**PROBLEM REQUIREMENTS**
Produce an exact copy of all the data below, dropping every image.

▬▬▬▬▬▬▬▬▬▬

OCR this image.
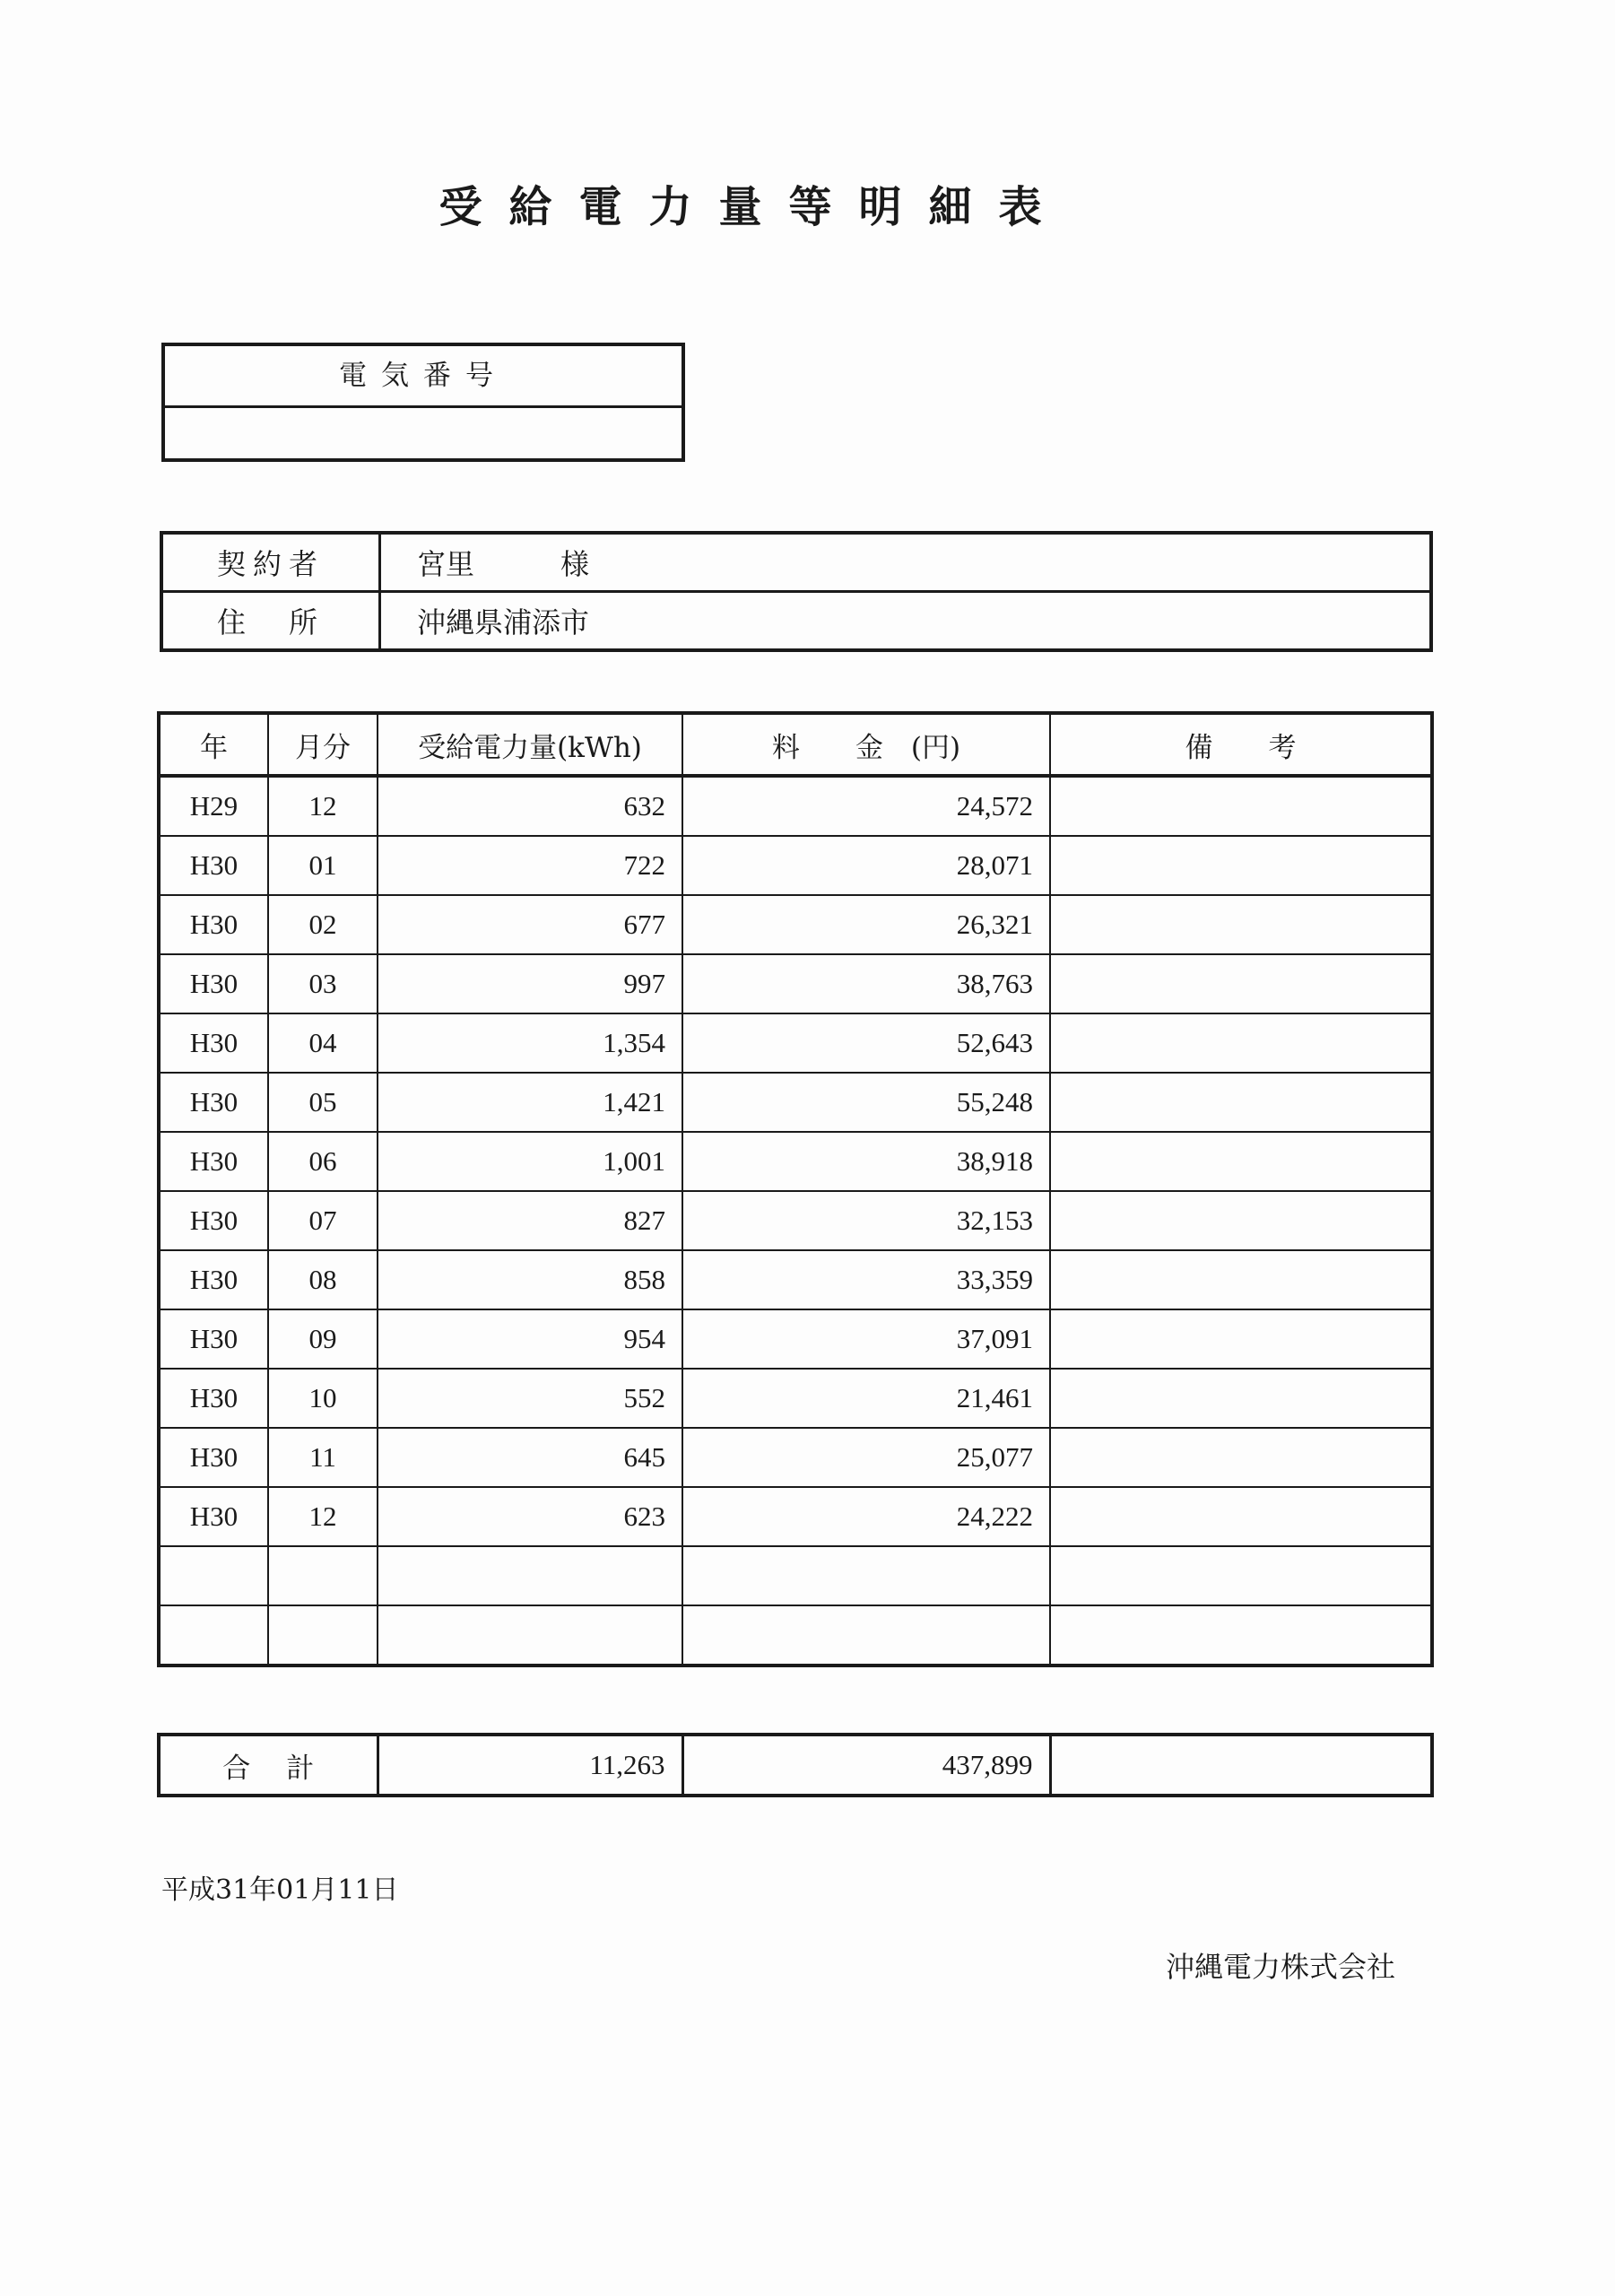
受給電力量等明細表
電気番号
契約者	宮里　　　様
住　所	沖縄県浦添市
年	月分	受給電力量(kWh)	料　　金　(円)	備　　考
H29	12	632	24,572	
H30	01	722	28,071	
H30	02	677	26,321	
H30	03	997	38,763	
H30	04	1,354	52,643	
H30	05	1,421	55,248	
H30	06	1,001	38,918	
H30	07	827	32,153	
H30	08	858	33,359	
H30	09	954	37,091	
H30	10	552	21,461	
H30	11	645	25,077	
H30	12	623	24,222	

合計	11,263	437,899	
平成31年01月11日
沖縄電力株式会社
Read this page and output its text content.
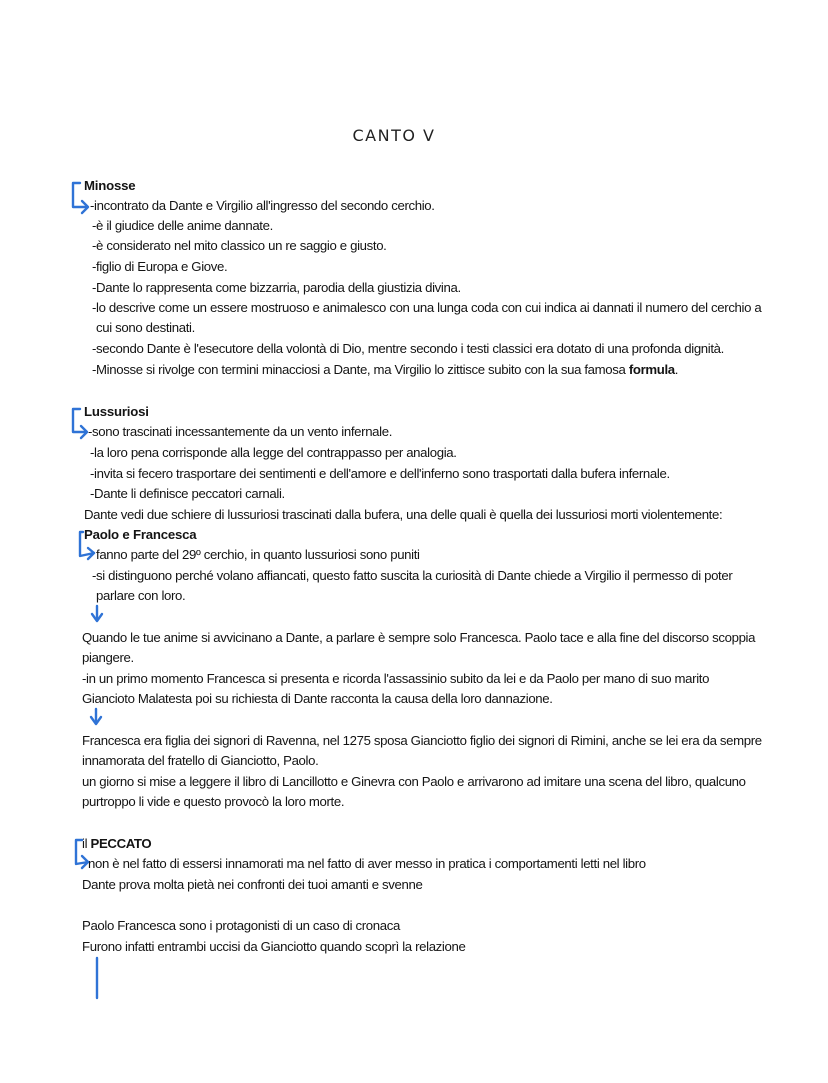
CANTO V
Minosse
-incontrato da Dante e Virgilio all'ingresso del secondo cerchio.
-è il giudice delle anime dannate.
-è considerato nel mito classico un re saggio e giusto.
-figlio di Europa e Giove.
-Dante lo rappresenta come bizzarria, parodia della giustizia divina.
-lo descrive come un essere mostruoso e animalesco con una lunga coda con cui indica ai dannati il numero del cerchio a
cui sono destinati.
-secondo Dante è l'esecutore della volontà di Dio, mentre secondo i testi classici era dotato di una profonda dignità.
-Minosse si rivolge con termini minacciosi a Dante, ma Virgilio lo zittisce subito con la sua famosa formula.
Lussuriosi
-sono trascinati incessantemente da un vento infernale.
-la loro pena corrisponde alla legge del contrappasso per analogia.
-invita si fecero trasportare dei sentimenti e dell'amore e dell'inferno sono trasportati dalla bufera infernale.
-Dante li definisce peccatori carnali.
Dante vedi due schiere di lussuriosi trascinati dalla bufera, una delle quali è quella dei lussuriosi morti violentemente:
Paolo e Francesca
fanno parte del 29º cerchio, in quanto lussuriosi sono puniti
-si distinguono perché volano affiancati, questo fatto suscita la curiosità di Dante chiede a Virgilio il permesso di poter
parlare con loro.
Quando le tue anime si avvicinano a Dante, a parlare è sempre solo Francesca. Paolo tace e alla fine del discorso scoppia
piangere.
-in un primo momento Francesca si presenta e ricorda l'assassinio subito da lei e da Paolo per mano di suo marito
Giancioto Malatesta poi su richiesta di Dante racconta la causa della loro dannazione.
Francesca era figlia dei signori di Ravenna, nel 1275 sposa Gianciotto figlio dei signori di Rimini, anche se lei era da sempre
innamorata del fratello di Gianciotto, Paolo.
un giorno si mise a leggere il libro di Lancillotto e Ginevra con Paolo e arrivarono ad imitare una scena del libro, qualcuno
purtroppo li vide e questo provocò la loro morte.
il PECCATO
non è nel fatto di essersi innamorati ma nel fatto di aver messo in pratica i comportamenti letti nel libro
Dante prova molta pietà nei confronti dei tuoi amanti e svenne
Paolo Francesca sono i protagonisti di un caso di cronaca
Furono infatti entrambi uccisi da Gianciotto quando scoprì la relazione
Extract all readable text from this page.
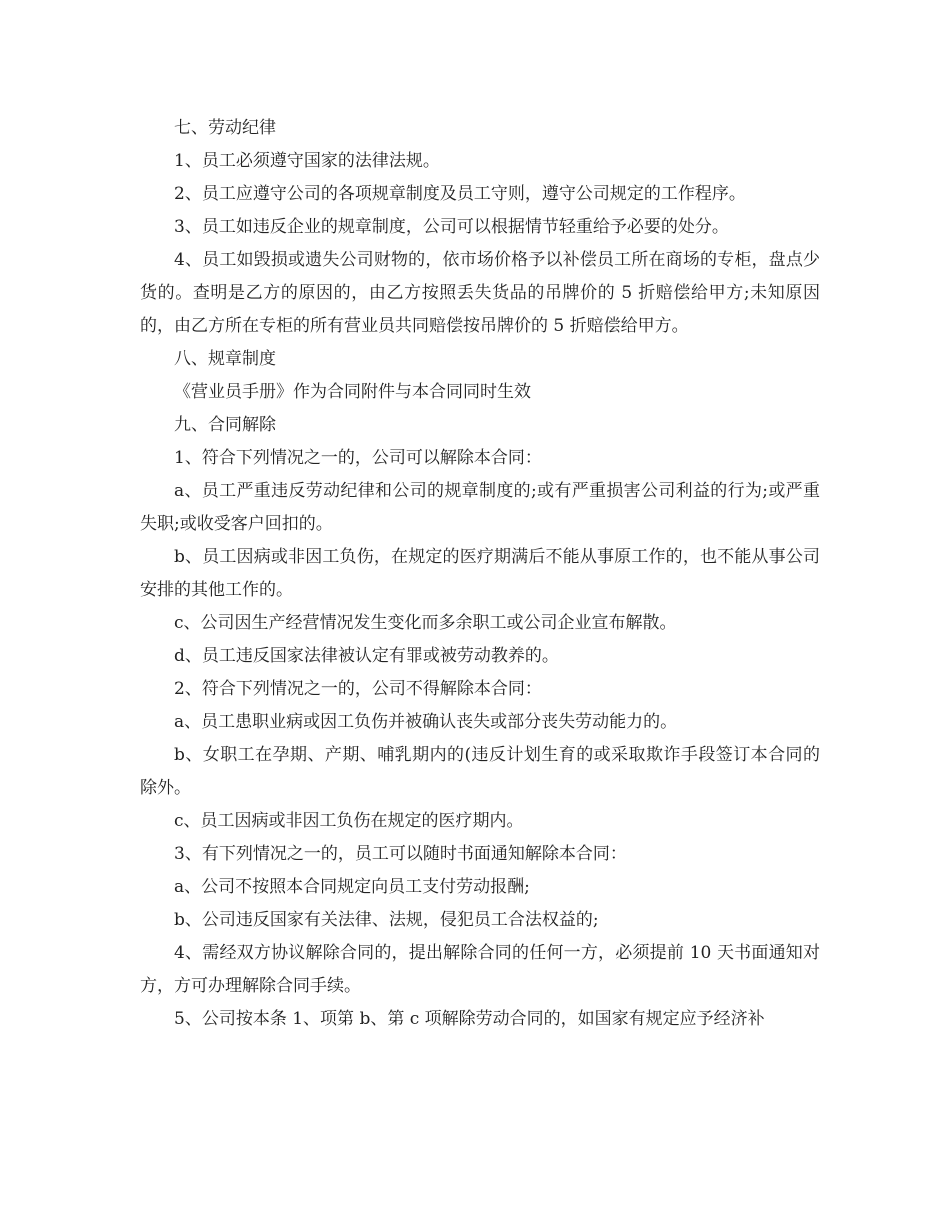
七、劳动纪律

1、员工必须遵守国家的法律法规。

2、员工应遵守公司的各项规章制度及员工守则，遵守公司规定的工作程序。

3、员工如违反企业的规章制度，公司可以根据情节轻重给予必要的处分。

4、员工如毁损或遗失公司财物的，依市场价格予以补偿员工所在商场的专柜，盘点少货的。查明是乙方的原因的，由乙方按照丢失货品的吊牌价的 5 折赔偿给甲方;未知原因的，由乙方所在专柜的所有营业员共同赔偿按吊牌价的 5 折赔偿给甲方。

八、规章制度

《营业员手册》作为合同附件与本合同同时生效

九、合同解除

1、符合下列情况之一的，公司可以解除本合同：

a、员工严重违反劳动纪律和公司的规章制度的;或有严重损害公司利益的行为;或严重失职;或收受客户回扣的。

b、员工因病或非因工负伤，在规定的医疗期满后不能从事原工作的，也不能从事公司安排的其他工作的。

c、公司因生产经营情况发生变化而多余职工或公司企业宣布解散。

d、员工违反国家法律被认定有罪或被劳动教养的。

2、符合下列情况之一的，公司不得解除本合同：

a、员工患职业病或因工负伤并被确认丧失或部分丧失劳动能力的。

b、女职工在孕期、产期、哺乳期内的(违反计划生育的或采取欺诈手段签订本合同的除外。

c、员工因病或非因工负伤在规定的医疗期内。

3、有下列情况之一的，员工可以随时书面通知解除本合同：

a、公司不按照本合同规定向员工支付劳动报酬;

b、公司违反国家有关法律、法规，侵犯员工合法权益的;

4、需经双方协议解除合同的，提出解除合同的任何一方，必须提前 10 天书面通知对方，方可办理解除合同手续。

5、公司按本条 1、项第 b、第 c 项解除劳动合同的，如国家有规定应予经济补
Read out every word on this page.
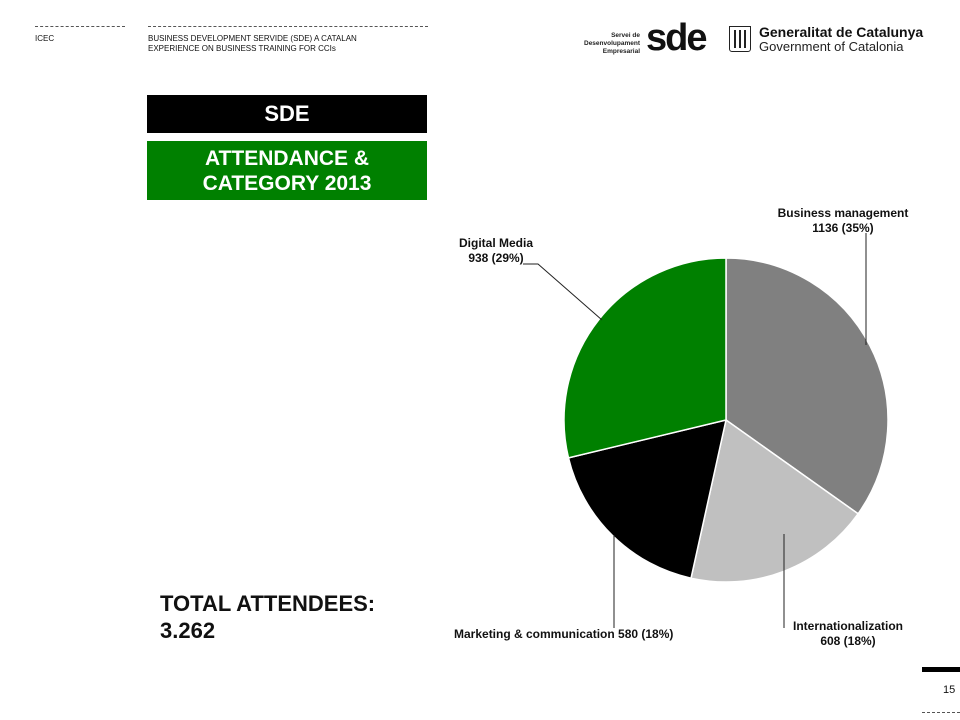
ICEC	BUSINESS DEVELOPMENT SERVIDE (SDE) A CATALAN
EXPERIENCE ON BUSINESS TRAINING FOR CCIs
Servei de
Desenvolupament
Empresarial sde	Generalitat de Catalunya
Government of Catalonia
SDE
ATTENDANCE &
CATEGORY 2013
Business management
1136 (35%)
Internationalization
608 (18%)
Marketing & communication 580 (18%)
Digital Media
938 (29%)
TOTAL ATTENDEES:
3.262
15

▬▬▬▬▬▬▬▬▬▬

**SOLUTION BELOW**
OCR this image.
受給電力量等明細表
電気番号
契約者	宮里　　　様
住　所	沖縄県浦添市
年	月分	受給電力量(kWh)	料　　金　(円)	備　　考
H29	12	632	24,572	
H30	01	722	28,071	
H30	02	677	26,321	
H30	03	997	38,763	
H30	04	1,354	52,643	
H30	05	1,421	55,248	
H30	06	1,001	38,918	
H30	07	827	32,153	
H30	08	858	33,359	
H30	09	954	37,091	
H30	10	552	21,461	
H30	11	645	25,077	
H30	12	623	24,222	

合計	11,263	437,899	
平成31年01月11日
沖縄電力株式会社
Read this page and output its text content.
CANTO V
Minosse
-incontrato da Dante e Virgilio all'ingresso del secondo cerchio.
-è il giudice delle anime dannate.
-è considerato nel mito classico un re saggio e giusto.
-figlio di Europa e Giove.
-Dante lo rappresenta come bizzarria, parodia della giustizia divina.
-lo descrive come un essere mostruoso e animalesco con una lunga coda con cui indica ai dannati il numero del cerchio a
cui sono destinati.
-secondo Dante è l'esecutore della volontà di Dio, mentre secondo i testi classici era dotato di una profonda dignità.
-Minosse si rivolge con termini minacciosi a Dante, ma Virgilio lo zittisce subito con la sua famosa formula.
Lussuriosi
-sono trascinati incessantemente da un vento infernale.
-la loro pena corrisponde alla legge del contrappasso per analogia.
-invita si fecero trasportare dei sentimenti e dell'amore e dell'inferno sono trasportati dalla bufera infernale.
-Dante li definisce peccatori carnali.
Dante vedi due schiere di lussuriosi trascinati dalla bufera, una delle quali è quella dei lussuriosi morti violentemente:
Paolo e Francesca
fanno parte del 29º cerchio, in quanto lussuriosi sono puniti
-si distinguono perché volano affiancati, questo fatto suscita la curiosità di Dante chiede a Virgilio il permesso di poter
parlare con loro.
Quando le tue anime si avvicinano a Dante, a parlare è sempre solo Francesca. Paolo tace e alla fine del discorso scoppia
piangere.
-in un primo momento Francesca si presenta e ricorda l'assassinio subito da lei e da Paolo per mano di suo marito
Giancioto Malatesta poi su richiesta di Dante racconta la causa della loro dannazione.
Francesca era figlia dei signori di Ravenna, nel 1275 sposa Gianciotto figlio dei signori di Rimini, anche se lei era da sempre
innamorata del fratello di Gianciotto, Paolo.
un giorno si mise a leggere il libro di Lancillotto e Ginevra con Paolo e arrivarono ad imitare una scena del libro, qualcuno
purtroppo li vide e questo provocò la loro morte.
il PECCATO
non è nel fatto di essersi innamorati ma nel fatto di aver messo in pratica i comportamenti letti nel libro
Dante prova molta pietà nei confronti dei tuoi amanti e svenne
Paolo Francesca sono i protagonisti di un caso di cronaca
Furono infatti entrambi uccisi da Gianciotto quando scoprì la relazione
Extract all readable text from this page.
七、劳动纪律

1、员工必须遵守国家的法律法规。

2、员工应遵守公司的各项规章制度及员工守则，遵守公司规定的工作程序。

3、员工如违反企业的规章制度，公司可以根据情节轻重给予必要的处分。

4、员工如毁损或遗失公司财物的，依市场价格予以补偿员工所在商场的专柜，盘点少货的。查明是乙方的原因的，由乙方按照丢失货品的吊牌价的 5 折赔偿给甲方;未知原因的，由乙方所在专柜的所有营业员共同赔偿按吊牌价的 5 折赔偿给甲方。

八、规章制度

《营业员手册》作为合同附件与本合同同时生效

九、合同解除

1、符合下列情况之一的，公司可以解除本合同：

a、员工严重违反劳动纪律和公司的规章制度的;或有严重损害公司利益的行为;或严重失职;或收受客户回扣的。

b、员工因病或非因工负伤，在规定的医疗期满后不能从事原工作的，也不能从事公司安排的其他工作的。

c、公司因生产经营情况发生变化而多余职工或公司企业宣布解散。

d、员工违反国家法律被认定有罪或被劳动教养的。

2、符合下列情况之一的，公司不得解除本合同：

a、员工患职业病或因工负伤并被确认丧失或部分丧失劳动能力的。

b、女职工在孕期、产期、哺乳期内的(违反计划生育的或采取欺诈手段签订本合同的除外。

c、员工因病或非因工负伤在规定的医疗期内。

3、有下列情况之一的，员工可以随时书面通知解除本合同：

a、公司不按照本合同规定向员工支付劳动报酬;

b、公司违反国家有关法律、法规，侵犯员工合法权益的;

4、需经双方协议解除合同的，提出解除合同的任何一方，必须提前 10 天书面通知对方，方可办理解除合同手续。

5、公司按本条 1、项第 b、第 c 项解除劳动合同的，如国家有规定应予经济补
Read out every word on this page.
ICEC	BUSINESS DEVELOPMENT SERVIDE (SDE) A CATALAN
EXPERIENCE ON BUSINESS TRAINING FOR CCIs
Servei de
Desenvolupament
Empresarial sde	Generalitat de Catalunya
Government of Catalonia
SDE
ATTENDANCE &
CATEGORY 2013
Business management
1136 (35%)
Internationalization
608 (18%)
Marketing & communication 580 (18%)
Digital Media
938 (29%)
TOTAL ATTENDEES:
3.262
15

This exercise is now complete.